* [YOUR GOAL]: Output the lines exactly as they appear, from the first line through the line containing "legend-tick-label: 20 xyxy=(328,698,341,709)", including both ends.

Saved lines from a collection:
----------------

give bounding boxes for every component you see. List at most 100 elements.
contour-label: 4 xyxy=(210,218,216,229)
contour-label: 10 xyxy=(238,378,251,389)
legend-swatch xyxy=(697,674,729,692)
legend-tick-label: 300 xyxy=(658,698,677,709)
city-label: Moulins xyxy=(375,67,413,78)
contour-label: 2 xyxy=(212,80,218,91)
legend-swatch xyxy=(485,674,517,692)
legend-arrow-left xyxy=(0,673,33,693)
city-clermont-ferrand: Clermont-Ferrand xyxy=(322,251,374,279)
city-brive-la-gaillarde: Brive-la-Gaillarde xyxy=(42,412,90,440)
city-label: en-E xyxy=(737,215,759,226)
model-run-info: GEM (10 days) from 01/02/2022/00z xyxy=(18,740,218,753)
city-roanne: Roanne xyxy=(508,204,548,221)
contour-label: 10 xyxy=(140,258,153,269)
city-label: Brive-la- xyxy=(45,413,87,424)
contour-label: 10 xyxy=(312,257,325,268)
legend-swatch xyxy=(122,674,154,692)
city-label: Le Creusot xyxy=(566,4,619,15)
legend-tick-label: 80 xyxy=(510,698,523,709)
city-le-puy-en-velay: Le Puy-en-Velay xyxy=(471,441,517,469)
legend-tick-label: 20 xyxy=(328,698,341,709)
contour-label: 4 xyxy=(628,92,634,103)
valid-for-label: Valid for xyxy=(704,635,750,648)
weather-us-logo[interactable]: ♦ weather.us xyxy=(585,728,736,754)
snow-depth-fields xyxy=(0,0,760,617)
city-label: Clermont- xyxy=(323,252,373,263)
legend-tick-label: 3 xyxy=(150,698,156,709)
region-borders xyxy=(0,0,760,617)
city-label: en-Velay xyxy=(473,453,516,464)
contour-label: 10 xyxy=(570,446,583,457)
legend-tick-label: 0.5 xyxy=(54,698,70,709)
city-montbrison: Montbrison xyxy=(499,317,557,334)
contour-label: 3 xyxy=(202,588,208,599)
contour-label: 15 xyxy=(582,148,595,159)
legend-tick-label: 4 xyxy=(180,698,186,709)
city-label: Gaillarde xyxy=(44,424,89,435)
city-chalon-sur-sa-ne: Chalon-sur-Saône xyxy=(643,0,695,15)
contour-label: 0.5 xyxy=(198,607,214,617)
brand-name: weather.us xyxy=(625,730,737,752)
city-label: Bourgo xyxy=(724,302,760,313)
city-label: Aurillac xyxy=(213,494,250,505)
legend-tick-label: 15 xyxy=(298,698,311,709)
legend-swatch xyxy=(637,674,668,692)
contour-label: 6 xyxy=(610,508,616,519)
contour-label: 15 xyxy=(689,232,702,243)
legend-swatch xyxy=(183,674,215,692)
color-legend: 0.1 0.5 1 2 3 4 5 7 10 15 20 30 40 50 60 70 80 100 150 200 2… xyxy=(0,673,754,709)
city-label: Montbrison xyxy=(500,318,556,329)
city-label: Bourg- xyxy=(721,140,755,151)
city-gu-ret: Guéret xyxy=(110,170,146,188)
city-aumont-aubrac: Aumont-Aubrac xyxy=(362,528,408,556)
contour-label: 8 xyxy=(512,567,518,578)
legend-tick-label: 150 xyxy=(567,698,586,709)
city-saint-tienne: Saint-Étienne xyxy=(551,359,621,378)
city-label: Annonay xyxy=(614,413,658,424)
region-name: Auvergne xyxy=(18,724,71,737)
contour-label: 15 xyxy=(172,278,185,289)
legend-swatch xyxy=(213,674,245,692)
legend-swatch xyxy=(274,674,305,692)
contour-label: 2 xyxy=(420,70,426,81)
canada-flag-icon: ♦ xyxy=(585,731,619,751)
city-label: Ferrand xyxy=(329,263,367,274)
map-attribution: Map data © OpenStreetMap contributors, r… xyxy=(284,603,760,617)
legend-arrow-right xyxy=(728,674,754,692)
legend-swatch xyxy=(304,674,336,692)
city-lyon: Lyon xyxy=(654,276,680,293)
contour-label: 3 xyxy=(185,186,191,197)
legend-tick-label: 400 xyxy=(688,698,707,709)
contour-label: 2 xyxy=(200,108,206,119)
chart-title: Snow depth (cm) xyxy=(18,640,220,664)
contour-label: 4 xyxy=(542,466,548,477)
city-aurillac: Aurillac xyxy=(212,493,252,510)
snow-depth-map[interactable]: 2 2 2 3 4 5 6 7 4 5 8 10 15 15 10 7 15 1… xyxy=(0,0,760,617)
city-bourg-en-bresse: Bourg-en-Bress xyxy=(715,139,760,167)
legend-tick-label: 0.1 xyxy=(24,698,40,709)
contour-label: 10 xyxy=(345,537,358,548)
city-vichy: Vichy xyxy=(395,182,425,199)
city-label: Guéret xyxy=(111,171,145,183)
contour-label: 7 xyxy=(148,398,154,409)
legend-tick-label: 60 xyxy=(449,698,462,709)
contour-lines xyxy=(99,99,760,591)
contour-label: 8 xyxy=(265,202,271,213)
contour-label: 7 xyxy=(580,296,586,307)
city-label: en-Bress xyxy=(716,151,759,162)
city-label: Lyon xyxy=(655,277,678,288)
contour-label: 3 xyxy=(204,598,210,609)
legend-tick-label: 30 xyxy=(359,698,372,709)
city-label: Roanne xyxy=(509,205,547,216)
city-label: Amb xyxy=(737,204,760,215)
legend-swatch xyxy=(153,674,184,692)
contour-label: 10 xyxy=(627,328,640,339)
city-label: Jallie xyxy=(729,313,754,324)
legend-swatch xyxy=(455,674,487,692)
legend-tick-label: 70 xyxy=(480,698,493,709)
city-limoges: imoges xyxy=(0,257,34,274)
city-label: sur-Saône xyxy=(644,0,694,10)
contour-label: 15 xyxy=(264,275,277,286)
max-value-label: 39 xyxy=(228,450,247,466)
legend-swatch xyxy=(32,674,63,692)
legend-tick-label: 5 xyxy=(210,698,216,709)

----------------

* [RESULT OF THE EXERCISE]:
give bounding boxes for every component you see. List at most 100 elements.
contour-label: 4 xyxy=(210,218,216,229)
contour-label: 10 xyxy=(238,378,251,389)
legend-swatch xyxy=(697,674,729,692)
legend-tick-label: 300 xyxy=(658,698,677,709)
city-label: Moulins xyxy=(375,67,413,78)
contour-label: 2 xyxy=(212,80,218,91)
legend-swatch xyxy=(485,674,517,692)
legend-arrow-left xyxy=(0,673,33,693)
city-clermont-ferrand: Clermont-Ferrand xyxy=(322,251,374,279)
city-brive-la-gaillarde: Brive-la-Gaillarde xyxy=(42,412,90,440)
city-label: en-E xyxy=(737,215,759,226)
model-run-info: GEM (10 days) from 01/02/2022/00z xyxy=(18,740,218,753)
city-roanne: Roanne xyxy=(508,204,548,221)
contour-label: 10 xyxy=(140,258,153,269)
city-label: Brive-la- xyxy=(45,413,87,424)
contour-label: 10 xyxy=(312,257,325,268)
legend-swatch xyxy=(122,674,154,692)
city-label: Le Creusot xyxy=(566,4,619,15)
legend-tick-label: 80 xyxy=(510,698,523,709)
city-le-puy-en-velay: Le Puy-en-Velay xyxy=(471,441,517,469)
legend-tick-label: 20 xyxy=(328,698,341,709)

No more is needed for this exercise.